_Problem statement_:
Look for the string "美国Palmer干旱强度指数" in the lines and copy each line that has it.

_Entries_:
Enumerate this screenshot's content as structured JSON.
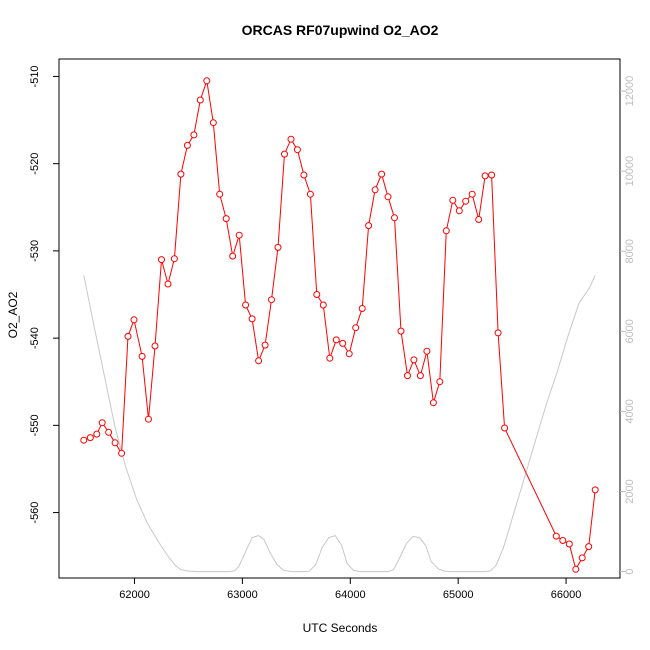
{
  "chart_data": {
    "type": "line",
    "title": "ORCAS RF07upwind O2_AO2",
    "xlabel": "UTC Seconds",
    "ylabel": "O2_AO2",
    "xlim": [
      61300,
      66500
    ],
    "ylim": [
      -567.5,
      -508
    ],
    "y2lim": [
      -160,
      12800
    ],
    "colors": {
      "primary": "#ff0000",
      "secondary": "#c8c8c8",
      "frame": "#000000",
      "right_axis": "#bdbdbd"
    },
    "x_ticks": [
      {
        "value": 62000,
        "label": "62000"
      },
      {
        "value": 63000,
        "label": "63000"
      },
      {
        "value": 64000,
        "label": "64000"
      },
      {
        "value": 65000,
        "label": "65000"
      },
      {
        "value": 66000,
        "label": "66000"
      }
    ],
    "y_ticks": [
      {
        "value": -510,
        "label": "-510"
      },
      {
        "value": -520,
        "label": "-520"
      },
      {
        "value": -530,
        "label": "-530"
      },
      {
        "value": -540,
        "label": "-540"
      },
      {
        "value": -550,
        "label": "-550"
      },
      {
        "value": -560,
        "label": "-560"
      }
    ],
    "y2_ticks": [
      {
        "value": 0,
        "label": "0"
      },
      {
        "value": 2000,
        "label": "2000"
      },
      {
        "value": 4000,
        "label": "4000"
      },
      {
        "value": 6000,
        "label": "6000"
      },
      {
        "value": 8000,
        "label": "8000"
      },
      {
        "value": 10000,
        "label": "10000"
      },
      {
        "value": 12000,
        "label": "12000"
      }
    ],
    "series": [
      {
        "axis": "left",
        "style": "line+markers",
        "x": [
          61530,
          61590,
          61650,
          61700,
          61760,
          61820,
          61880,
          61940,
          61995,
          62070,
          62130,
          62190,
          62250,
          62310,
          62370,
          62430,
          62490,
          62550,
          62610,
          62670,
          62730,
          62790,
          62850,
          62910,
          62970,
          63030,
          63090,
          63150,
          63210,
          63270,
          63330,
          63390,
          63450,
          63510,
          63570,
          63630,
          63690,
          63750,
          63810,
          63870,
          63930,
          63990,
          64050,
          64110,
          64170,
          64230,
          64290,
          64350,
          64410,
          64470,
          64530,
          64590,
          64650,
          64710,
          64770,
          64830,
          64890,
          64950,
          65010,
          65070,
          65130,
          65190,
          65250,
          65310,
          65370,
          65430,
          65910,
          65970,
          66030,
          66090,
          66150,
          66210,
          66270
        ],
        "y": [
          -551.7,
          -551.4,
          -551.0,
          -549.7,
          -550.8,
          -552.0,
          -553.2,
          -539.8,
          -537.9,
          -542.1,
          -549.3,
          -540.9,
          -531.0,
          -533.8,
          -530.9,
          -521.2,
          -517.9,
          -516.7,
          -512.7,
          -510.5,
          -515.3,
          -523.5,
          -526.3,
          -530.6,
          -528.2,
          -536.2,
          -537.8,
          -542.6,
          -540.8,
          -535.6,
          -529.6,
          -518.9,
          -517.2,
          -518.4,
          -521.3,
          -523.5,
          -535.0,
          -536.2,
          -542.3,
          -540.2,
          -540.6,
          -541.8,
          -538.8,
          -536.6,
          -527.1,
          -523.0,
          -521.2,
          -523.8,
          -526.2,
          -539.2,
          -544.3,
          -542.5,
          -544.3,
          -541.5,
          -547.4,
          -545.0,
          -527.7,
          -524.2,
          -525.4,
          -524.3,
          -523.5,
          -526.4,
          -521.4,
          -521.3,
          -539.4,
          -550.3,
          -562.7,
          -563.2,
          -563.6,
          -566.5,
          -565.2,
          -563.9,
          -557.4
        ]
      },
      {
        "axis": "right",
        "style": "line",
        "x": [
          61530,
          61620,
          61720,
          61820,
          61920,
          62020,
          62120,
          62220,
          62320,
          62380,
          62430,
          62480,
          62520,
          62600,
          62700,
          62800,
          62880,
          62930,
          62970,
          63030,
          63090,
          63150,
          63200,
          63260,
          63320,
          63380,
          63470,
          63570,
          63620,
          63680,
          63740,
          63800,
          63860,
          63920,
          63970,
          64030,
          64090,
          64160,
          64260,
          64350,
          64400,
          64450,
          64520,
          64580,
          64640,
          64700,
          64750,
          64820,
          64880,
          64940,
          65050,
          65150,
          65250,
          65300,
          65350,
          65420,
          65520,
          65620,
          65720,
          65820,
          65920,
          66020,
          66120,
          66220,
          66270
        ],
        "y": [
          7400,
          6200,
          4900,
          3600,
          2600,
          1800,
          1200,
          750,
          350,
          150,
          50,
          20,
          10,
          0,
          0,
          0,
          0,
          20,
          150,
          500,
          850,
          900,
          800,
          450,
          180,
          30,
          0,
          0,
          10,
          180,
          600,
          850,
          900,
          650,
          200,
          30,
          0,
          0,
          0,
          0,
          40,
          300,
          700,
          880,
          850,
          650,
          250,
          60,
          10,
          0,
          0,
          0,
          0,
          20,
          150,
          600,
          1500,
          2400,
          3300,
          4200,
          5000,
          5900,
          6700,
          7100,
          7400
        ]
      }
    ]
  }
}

==

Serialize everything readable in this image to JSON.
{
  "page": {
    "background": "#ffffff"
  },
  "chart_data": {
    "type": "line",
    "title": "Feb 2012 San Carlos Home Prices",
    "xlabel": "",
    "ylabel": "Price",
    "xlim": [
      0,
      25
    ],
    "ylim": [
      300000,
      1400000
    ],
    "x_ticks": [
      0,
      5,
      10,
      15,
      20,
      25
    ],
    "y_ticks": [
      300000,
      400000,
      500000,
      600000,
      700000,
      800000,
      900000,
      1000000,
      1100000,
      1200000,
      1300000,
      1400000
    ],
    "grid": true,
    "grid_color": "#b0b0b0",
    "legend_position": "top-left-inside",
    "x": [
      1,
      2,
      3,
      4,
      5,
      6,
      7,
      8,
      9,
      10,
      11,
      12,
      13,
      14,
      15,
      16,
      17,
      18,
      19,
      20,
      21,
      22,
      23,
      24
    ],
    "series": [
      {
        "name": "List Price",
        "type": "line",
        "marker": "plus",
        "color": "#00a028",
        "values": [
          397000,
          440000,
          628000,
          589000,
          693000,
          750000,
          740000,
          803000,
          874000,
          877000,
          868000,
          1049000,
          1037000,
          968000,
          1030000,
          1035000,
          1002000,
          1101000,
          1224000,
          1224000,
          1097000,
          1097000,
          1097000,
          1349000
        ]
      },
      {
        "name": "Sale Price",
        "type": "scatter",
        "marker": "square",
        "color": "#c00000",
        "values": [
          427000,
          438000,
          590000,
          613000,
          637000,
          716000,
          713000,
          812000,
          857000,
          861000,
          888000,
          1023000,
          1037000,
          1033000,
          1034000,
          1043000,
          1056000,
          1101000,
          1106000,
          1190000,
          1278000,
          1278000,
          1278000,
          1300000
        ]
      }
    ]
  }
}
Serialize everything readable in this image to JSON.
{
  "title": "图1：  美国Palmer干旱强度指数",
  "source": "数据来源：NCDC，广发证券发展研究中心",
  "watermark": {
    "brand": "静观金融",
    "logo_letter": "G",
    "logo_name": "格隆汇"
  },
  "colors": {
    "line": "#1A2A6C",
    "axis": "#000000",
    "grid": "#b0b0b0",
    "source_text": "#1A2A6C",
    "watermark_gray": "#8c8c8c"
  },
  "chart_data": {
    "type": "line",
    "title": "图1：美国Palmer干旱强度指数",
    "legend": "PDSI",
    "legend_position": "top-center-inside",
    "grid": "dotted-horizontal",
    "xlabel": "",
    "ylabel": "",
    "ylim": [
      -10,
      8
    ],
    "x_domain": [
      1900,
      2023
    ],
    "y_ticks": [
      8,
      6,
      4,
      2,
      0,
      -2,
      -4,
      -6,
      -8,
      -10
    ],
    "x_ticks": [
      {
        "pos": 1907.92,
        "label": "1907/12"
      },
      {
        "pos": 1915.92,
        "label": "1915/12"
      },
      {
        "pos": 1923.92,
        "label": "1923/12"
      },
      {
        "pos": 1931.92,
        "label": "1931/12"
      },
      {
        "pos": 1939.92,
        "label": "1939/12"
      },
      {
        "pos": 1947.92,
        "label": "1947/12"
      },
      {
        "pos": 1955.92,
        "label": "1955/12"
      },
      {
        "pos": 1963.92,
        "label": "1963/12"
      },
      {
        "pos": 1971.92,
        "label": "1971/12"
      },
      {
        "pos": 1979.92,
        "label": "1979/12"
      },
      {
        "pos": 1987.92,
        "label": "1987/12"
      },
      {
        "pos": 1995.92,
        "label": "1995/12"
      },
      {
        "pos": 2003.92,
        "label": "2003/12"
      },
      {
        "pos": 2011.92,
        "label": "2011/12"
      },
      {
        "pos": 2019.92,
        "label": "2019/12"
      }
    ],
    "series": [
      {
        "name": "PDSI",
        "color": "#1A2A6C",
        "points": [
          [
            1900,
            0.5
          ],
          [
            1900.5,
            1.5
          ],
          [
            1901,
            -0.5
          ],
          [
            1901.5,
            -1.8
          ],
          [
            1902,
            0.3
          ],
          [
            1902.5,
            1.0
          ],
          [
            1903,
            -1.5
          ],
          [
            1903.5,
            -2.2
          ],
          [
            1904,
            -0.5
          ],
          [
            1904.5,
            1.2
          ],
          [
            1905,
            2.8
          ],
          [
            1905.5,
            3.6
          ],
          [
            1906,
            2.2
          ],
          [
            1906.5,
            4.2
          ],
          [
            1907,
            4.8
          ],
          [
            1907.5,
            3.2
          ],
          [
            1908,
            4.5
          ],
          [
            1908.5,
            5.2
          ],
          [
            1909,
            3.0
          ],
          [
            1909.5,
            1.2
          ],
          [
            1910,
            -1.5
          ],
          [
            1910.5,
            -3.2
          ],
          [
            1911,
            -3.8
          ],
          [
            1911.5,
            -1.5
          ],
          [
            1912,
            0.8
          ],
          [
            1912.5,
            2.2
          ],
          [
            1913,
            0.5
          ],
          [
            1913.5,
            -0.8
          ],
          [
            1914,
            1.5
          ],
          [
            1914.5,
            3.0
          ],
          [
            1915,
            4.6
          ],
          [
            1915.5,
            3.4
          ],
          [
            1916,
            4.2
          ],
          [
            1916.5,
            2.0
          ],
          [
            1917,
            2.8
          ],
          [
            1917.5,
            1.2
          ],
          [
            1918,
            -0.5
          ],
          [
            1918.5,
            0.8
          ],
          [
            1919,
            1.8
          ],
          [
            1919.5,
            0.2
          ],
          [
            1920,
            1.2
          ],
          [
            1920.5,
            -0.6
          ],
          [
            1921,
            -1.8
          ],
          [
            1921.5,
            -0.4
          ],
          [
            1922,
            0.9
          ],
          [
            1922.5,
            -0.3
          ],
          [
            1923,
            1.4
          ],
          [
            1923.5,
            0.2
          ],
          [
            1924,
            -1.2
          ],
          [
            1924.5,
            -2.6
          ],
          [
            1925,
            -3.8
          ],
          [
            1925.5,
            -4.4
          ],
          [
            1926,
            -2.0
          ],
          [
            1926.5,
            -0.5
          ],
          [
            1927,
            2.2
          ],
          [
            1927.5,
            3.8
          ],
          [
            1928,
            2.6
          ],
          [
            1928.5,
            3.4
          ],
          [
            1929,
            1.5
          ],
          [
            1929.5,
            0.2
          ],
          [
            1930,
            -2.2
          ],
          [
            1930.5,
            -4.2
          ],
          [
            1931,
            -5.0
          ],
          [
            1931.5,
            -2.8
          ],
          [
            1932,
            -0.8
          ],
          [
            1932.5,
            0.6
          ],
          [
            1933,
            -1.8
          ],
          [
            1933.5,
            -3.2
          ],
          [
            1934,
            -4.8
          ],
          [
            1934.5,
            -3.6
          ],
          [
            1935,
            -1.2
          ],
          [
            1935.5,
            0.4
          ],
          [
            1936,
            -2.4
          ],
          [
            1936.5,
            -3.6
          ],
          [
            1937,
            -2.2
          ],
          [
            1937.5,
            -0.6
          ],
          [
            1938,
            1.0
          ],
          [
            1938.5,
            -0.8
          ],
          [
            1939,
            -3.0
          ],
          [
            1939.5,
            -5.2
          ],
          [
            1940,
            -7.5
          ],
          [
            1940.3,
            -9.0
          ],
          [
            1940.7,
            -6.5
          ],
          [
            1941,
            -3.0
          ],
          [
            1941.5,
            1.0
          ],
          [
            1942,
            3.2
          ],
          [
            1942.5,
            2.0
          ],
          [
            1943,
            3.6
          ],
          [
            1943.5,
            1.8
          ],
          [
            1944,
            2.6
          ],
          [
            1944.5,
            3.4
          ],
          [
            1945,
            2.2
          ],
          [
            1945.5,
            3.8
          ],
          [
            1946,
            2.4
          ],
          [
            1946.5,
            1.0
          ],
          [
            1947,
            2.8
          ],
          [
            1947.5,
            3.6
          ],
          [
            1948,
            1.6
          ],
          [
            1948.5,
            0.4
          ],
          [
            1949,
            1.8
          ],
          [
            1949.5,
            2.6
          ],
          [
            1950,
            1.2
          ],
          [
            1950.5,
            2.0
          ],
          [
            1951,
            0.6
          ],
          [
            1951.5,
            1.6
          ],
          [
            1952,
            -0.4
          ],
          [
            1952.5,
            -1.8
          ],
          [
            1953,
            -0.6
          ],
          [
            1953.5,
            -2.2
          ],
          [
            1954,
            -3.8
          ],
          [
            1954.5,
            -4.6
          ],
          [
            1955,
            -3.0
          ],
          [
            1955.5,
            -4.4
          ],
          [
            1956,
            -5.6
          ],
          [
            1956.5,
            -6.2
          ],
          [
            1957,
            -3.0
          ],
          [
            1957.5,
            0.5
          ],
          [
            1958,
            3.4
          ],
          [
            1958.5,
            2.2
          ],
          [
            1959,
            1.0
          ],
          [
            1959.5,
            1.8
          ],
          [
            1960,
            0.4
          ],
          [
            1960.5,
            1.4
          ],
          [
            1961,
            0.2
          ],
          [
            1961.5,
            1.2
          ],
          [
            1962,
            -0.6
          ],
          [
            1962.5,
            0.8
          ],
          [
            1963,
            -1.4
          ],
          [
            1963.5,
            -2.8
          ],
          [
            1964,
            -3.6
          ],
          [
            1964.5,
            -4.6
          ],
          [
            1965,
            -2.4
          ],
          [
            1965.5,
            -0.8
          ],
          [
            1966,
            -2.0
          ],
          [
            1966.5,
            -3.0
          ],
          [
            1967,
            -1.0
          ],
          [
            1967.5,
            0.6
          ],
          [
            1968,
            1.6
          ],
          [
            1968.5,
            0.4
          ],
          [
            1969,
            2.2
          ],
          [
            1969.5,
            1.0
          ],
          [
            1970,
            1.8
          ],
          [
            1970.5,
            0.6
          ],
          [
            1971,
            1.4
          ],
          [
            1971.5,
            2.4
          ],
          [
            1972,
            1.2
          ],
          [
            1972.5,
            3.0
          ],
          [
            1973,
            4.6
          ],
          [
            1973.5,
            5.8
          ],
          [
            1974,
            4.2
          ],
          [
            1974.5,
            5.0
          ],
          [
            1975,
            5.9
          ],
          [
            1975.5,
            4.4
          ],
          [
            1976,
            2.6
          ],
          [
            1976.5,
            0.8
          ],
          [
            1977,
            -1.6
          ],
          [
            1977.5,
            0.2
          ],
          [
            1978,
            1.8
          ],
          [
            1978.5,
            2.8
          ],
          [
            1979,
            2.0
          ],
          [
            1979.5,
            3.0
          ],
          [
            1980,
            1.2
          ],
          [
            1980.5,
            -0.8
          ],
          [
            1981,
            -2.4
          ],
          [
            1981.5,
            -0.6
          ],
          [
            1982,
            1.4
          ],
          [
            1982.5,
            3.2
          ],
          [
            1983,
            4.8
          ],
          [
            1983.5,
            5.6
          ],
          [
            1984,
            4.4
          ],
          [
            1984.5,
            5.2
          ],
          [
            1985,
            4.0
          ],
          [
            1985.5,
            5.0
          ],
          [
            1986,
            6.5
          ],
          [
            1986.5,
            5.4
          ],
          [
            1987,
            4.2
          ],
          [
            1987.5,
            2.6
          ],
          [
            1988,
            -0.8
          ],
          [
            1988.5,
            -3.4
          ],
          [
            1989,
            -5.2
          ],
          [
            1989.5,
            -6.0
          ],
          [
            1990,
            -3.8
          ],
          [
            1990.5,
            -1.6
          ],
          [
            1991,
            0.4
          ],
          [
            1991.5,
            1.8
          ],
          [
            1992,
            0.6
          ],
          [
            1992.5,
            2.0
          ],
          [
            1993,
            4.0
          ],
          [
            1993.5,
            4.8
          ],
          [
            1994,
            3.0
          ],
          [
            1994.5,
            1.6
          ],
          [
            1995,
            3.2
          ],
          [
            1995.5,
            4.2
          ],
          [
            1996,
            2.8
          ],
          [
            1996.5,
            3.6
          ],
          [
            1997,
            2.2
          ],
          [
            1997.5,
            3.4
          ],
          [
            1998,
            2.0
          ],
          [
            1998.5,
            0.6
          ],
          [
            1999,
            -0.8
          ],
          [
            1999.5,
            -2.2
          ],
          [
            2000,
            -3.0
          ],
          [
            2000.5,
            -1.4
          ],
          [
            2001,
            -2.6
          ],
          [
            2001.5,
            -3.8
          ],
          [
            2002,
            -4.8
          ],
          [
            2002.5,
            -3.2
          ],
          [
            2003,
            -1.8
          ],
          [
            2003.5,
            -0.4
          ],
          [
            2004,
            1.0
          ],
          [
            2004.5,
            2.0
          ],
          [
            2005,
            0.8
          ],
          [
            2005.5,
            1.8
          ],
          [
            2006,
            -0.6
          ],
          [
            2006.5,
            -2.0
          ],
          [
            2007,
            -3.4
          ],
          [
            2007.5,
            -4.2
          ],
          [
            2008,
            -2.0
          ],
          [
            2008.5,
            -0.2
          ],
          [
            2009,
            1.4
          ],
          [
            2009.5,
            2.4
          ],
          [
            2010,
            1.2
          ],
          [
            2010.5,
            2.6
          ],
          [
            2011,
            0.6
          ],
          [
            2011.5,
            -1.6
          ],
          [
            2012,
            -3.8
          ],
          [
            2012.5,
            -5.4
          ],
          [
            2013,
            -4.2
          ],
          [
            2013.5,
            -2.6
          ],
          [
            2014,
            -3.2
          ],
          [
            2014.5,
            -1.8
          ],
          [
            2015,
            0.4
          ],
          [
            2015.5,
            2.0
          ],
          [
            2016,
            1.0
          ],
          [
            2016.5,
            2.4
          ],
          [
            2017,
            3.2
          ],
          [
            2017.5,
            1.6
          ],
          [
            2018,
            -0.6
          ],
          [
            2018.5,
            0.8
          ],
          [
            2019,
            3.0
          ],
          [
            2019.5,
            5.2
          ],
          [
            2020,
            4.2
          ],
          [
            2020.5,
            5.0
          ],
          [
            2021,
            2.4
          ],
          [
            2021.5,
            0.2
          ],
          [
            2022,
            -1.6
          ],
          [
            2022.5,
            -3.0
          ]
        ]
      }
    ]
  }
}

_Reply to the task_:
  "title": "图1：  美国Palmer干旱强度指数",
    "title": "图1：美国Palmer干旱强度指数",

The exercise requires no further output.